## Written problem
Leave out the pictures and copy each record below exactly.

====

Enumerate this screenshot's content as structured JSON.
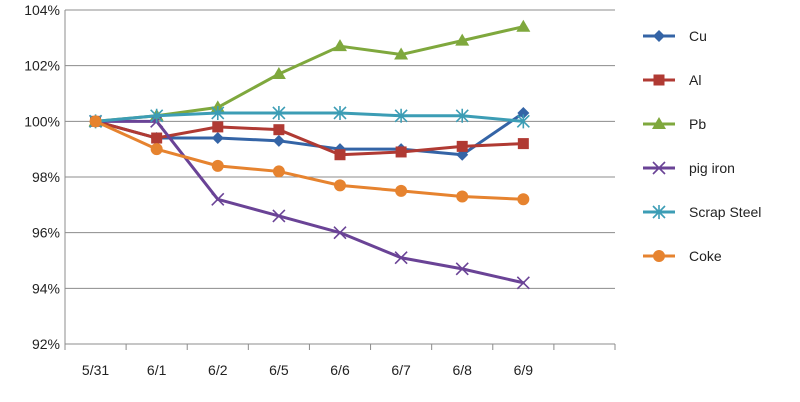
{
  "chart_data": {
    "type": "line",
    "title": "",
    "xlabel": "",
    "ylabel": "",
    "categories": [
      "5/31",
      "6/1",
      "6/2",
      "6/5",
      "6/6",
      "6/7",
      "6/8",
      "6/9"
    ],
    "ylim": [
      92,
      104
    ],
    "yticks": [
      92,
      94,
      96,
      98,
      100,
      102,
      104
    ],
    "ytick_labels": [
      "92%",
      "94%",
      "96%",
      "98%",
      "100%",
      "102%",
      "104%"
    ],
    "grid": "horizontal",
    "legend_position": "right",
    "series": [
      {
        "name": "Cu",
        "color": "#3464A6",
        "marker": "diamond",
        "values": [
          100.0,
          99.4,
          99.4,
          99.3,
          99.0,
          99.0,
          98.8,
          100.3
        ]
      },
      {
        "name": "Al",
        "color": "#B03A33",
        "marker": "square",
        "values": [
          100.0,
          99.4,
          99.8,
          99.7,
          98.8,
          98.9,
          99.1,
          99.2
        ]
      },
      {
        "name": "Pb",
        "color": "#7FA83D",
        "marker": "triangle",
        "values": [
          100.0,
          100.2,
          100.5,
          101.7,
          102.7,
          102.4,
          102.9,
          103.4
        ]
      },
      {
        "name": "pig iron",
        "color": "#6A4396",
        "marker": "x",
        "values": [
          100.0,
          100.0,
          97.2,
          96.6,
          96.0,
          95.1,
          94.7,
          94.2
        ]
      },
      {
        "name": "Scrap Steel",
        "color": "#3C9DB5",
        "marker": "star",
        "values": [
          100.0,
          100.2,
          100.3,
          100.3,
          100.3,
          100.2,
          100.2,
          100.0
        ]
      },
      {
        "name": "Coke",
        "color": "#E6832F",
        "marker": "circle",
        "values": [
          100.0,
          99.0,
          98.4,
          98.2,
          97.7,
          97.5,
          97.3,
          97.2
        ]
      }
    ]
  }
}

====

## Result of the task
Enumerate this screenshot's content as structured JSON.
{
  "chart_data": {
    "type": "line",
    "title": "",
    "xlabel": "",
    "ylabel": "",
    "categories": [
      "5/31",
      "6/1",
      "6/2",
      "6/5",
      "6/6",
      "6/7",
      "6/8",
      "6/9"
    ],
    "ylim": [
      92,
      104
    ],
    "yticks": [
      92,
      94,
      96,
      98,
      100,
      102,
      104
    ],
    "ytick_labels": [
      "92%",
      "94%",
      "96%",
      "98%",
      "100%",
      "102%",
      "104%"
    ],
    "grid": "horizontal",
    "legend_position": "right",
    "series": [
      {
        "name": "Cu",
        "color": "#3464A6",
        "marker": "diamond",
        "values": [
          100.0,
          99.4,
          99.4,
          99.3,
          99.0,
          99.0,
          98.8,
          100.3
        ]
      },
      {
        "name": "Al",
        "color": "#B03A33",
        "marker": "square",
        "values": [
          100.0,
          99.4,
          99.8,
          99.7,
          98.8,
          98.9,
          99.1,
          99.2
        ]
      },
      {
        "name": "Pb",
        "color": "#7FA83D",
        "marker": "triangle",
        "values": [
          100.0,
          100.2,
          100.5,
          101.7,
          102.7,
          102.4,
          102.9,
          103.4
        ]
      },
      {
        "name": "pig iron",
        "color": "#6A4396",
        "marker": "x",
        "values": [
          100.0,
          100.0,
          97.2,
          96.6,
          96.0,
          95.1,
          94.7,
          94.2
        ]
      },
      {
        "name": "Scrap Steel",
        "color": "#3C9DB5",
        "marker": "star",
        "values": [
          100.0,
          100.2,
          100.3,
          100.3,
          100.3,
          100.2,
          100.2,
          100.0
        ]
      },
      {
        "name": "Coke",
        "color": "#E6832F",
        "marker": "circle",
        "values": [
          100.0,
          99.0,
          98.4,
          98.2,
          97.7,
          97.5,
          97.3,
          97.2
        ]
      }
    ]
  }
}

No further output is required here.